**PROBLEM:**
Whenever a line contains the string "document", copy it out of the entries.

**ENTRIES SHOWN:**
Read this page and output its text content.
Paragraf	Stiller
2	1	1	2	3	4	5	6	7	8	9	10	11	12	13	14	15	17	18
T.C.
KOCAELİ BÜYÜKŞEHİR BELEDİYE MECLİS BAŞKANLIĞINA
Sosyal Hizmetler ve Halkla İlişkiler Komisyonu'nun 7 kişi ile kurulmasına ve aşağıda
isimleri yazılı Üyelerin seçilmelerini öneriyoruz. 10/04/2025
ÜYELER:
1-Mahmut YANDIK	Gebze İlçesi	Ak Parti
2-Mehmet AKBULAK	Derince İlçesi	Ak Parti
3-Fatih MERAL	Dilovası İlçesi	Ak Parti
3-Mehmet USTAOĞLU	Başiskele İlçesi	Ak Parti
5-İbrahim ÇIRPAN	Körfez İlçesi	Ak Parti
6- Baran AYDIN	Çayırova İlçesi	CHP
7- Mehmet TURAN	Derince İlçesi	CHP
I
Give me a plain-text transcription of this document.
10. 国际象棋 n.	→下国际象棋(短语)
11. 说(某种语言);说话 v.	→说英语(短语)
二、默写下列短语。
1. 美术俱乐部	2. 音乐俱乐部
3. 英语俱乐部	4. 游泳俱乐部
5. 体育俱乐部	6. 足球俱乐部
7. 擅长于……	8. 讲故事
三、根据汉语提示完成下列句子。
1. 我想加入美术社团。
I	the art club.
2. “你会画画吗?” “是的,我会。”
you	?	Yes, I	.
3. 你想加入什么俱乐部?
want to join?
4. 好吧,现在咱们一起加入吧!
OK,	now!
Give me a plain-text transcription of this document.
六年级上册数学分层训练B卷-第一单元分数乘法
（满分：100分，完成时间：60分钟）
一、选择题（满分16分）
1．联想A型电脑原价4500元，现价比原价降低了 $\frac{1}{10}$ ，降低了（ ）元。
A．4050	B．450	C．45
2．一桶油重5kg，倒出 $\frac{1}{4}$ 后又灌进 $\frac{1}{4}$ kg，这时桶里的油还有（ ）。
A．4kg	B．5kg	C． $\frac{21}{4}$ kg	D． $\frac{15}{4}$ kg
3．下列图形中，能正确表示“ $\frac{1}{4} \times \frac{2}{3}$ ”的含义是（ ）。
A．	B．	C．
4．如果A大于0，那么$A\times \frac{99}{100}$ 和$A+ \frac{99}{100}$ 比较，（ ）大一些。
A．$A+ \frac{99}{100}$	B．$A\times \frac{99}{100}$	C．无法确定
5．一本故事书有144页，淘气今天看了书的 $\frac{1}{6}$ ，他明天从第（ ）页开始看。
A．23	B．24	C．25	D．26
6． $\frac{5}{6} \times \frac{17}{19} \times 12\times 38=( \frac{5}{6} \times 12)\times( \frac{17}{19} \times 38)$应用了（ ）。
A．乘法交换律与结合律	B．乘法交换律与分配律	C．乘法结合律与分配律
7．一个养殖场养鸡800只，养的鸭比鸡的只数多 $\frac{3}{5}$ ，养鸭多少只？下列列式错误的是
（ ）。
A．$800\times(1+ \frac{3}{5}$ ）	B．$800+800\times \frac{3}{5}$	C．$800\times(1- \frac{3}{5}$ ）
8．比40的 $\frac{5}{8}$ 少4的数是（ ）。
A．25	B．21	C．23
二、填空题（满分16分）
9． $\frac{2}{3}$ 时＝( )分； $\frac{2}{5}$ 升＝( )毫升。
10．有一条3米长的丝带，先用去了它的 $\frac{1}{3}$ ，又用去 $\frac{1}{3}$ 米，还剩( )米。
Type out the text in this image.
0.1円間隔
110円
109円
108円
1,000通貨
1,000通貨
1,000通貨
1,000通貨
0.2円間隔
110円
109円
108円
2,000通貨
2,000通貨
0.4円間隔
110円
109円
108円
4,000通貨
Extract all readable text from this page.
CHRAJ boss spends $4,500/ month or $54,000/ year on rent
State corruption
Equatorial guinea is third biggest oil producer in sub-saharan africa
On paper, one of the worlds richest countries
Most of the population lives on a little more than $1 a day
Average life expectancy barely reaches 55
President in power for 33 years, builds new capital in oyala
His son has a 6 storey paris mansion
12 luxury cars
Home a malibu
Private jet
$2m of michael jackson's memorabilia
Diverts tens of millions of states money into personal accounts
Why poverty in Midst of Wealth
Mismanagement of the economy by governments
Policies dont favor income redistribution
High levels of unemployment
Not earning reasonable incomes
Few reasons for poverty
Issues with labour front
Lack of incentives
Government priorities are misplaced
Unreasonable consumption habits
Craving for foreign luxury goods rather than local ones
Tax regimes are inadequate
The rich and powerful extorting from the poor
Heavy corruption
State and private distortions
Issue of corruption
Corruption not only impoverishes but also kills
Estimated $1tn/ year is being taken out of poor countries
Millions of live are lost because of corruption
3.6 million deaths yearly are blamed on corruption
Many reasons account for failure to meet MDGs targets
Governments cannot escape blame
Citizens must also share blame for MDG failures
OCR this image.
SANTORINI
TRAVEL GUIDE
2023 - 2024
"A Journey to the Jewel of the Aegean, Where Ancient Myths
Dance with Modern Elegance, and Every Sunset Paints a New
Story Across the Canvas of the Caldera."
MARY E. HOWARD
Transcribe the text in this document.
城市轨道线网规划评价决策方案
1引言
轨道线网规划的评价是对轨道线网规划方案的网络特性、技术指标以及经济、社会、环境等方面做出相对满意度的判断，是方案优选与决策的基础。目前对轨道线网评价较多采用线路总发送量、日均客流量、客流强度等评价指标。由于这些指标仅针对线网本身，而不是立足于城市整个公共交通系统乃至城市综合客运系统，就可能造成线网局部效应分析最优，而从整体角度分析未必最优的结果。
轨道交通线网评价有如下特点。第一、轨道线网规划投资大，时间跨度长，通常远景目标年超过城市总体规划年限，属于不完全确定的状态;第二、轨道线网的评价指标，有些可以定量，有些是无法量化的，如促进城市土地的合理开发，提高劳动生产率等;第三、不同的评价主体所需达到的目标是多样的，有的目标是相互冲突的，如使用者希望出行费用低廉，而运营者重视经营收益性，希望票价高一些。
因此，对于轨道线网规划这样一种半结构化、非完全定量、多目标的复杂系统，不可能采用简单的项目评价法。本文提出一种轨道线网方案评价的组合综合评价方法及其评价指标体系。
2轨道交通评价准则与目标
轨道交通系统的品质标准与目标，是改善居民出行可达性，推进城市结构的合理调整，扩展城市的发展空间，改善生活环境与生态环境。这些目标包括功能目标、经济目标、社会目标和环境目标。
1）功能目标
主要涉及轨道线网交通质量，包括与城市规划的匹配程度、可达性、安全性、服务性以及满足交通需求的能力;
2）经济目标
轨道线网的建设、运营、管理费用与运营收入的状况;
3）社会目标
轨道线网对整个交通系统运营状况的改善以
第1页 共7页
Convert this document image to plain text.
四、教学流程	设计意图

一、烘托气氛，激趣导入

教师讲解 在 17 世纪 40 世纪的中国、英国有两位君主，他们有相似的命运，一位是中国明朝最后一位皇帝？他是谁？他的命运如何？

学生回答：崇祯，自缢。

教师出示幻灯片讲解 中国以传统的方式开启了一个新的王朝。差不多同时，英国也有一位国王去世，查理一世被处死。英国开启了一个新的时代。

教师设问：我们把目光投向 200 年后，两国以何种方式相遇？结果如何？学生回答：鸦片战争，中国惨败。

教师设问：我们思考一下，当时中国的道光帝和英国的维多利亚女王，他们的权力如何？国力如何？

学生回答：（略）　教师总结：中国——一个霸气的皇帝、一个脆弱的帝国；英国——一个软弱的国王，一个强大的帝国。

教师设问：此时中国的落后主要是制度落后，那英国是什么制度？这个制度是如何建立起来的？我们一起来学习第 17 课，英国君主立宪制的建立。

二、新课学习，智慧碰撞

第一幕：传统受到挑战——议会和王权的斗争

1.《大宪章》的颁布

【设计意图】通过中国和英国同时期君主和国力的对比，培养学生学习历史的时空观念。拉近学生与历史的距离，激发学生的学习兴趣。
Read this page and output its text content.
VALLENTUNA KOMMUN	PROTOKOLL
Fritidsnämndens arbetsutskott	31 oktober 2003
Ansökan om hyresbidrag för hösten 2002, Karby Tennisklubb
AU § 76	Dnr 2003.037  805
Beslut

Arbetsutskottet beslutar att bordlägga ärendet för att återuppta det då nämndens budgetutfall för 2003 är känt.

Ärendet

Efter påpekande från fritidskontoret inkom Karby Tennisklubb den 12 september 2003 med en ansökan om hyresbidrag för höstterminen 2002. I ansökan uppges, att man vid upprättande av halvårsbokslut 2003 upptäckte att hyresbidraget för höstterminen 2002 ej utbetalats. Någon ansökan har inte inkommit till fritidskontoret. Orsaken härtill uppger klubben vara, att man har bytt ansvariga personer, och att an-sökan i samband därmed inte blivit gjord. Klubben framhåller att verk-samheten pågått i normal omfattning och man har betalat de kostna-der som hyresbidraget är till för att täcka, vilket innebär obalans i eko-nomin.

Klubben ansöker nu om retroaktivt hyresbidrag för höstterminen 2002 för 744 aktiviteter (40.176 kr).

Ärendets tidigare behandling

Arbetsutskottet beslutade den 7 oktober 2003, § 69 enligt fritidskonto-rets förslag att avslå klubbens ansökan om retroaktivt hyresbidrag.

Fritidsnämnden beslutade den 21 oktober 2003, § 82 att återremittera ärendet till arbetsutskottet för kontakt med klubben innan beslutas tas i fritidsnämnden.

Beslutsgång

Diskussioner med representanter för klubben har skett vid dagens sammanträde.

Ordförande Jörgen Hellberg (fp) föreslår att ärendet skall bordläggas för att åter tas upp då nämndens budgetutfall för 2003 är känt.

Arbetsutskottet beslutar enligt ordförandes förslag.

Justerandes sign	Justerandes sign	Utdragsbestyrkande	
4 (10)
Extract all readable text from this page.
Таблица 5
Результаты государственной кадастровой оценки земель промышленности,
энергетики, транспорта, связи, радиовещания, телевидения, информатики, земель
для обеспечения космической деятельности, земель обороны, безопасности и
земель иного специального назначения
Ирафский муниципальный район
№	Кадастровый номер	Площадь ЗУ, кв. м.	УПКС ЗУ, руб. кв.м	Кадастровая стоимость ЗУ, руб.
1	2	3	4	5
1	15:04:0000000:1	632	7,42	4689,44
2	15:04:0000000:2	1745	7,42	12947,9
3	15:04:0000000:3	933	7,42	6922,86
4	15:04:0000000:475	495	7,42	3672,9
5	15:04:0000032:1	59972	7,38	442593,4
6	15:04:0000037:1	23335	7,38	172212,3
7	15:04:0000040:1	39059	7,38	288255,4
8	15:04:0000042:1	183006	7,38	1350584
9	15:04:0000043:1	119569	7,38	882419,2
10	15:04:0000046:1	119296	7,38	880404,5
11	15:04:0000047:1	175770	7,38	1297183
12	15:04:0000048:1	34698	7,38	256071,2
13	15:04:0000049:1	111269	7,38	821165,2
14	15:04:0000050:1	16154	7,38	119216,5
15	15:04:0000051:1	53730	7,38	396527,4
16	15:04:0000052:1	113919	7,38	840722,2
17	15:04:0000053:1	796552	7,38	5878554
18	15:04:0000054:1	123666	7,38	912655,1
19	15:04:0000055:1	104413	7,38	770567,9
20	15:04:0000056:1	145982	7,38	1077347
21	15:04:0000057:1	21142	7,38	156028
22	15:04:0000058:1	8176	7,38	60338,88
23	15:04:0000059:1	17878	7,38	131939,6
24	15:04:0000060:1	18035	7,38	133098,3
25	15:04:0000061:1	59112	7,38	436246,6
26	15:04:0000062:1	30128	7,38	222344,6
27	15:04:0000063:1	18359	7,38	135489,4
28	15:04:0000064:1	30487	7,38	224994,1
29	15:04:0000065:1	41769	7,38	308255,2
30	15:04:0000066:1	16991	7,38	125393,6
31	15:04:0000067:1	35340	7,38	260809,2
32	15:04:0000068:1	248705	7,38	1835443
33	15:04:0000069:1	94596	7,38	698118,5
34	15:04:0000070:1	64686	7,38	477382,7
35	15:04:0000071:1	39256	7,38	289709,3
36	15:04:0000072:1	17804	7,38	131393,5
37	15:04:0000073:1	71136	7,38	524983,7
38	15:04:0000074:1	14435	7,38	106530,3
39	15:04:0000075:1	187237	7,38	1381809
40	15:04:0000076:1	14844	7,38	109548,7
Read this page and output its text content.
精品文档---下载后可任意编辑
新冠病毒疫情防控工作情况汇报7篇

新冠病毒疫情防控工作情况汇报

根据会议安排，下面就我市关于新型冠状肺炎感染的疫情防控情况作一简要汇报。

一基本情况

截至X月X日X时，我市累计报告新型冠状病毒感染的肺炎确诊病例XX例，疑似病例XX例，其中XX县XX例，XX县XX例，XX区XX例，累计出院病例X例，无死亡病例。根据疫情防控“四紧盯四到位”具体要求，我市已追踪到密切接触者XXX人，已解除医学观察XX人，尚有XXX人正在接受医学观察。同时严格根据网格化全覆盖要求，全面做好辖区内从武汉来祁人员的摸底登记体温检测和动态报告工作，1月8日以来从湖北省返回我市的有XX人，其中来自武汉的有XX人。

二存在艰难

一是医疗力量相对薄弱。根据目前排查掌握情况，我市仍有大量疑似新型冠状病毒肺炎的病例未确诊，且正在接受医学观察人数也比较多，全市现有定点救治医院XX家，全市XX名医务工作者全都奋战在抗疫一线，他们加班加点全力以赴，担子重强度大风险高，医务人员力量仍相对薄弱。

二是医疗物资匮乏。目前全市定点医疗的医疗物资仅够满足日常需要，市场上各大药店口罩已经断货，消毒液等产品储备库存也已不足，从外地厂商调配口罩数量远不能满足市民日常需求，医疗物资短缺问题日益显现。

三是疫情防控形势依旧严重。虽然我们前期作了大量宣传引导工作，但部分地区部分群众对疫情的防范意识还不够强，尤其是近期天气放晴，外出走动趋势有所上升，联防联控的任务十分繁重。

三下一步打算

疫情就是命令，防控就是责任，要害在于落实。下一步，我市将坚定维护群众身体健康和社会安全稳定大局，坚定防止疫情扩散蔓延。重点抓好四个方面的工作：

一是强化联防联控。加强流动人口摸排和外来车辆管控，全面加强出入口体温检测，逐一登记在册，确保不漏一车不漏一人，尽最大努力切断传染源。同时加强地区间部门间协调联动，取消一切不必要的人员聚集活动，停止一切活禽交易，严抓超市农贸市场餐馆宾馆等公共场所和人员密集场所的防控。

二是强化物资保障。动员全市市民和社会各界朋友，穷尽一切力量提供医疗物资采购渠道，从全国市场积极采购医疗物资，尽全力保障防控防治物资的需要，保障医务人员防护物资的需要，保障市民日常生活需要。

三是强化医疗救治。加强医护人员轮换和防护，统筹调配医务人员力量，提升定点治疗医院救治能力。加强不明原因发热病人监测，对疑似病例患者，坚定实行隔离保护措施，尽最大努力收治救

**TASK RESULT:**
Give me a plain-text transcription of this document.
Give me a plain-text transcription of this document.
Transcribe the text in this document.
Convert this document image to plain text.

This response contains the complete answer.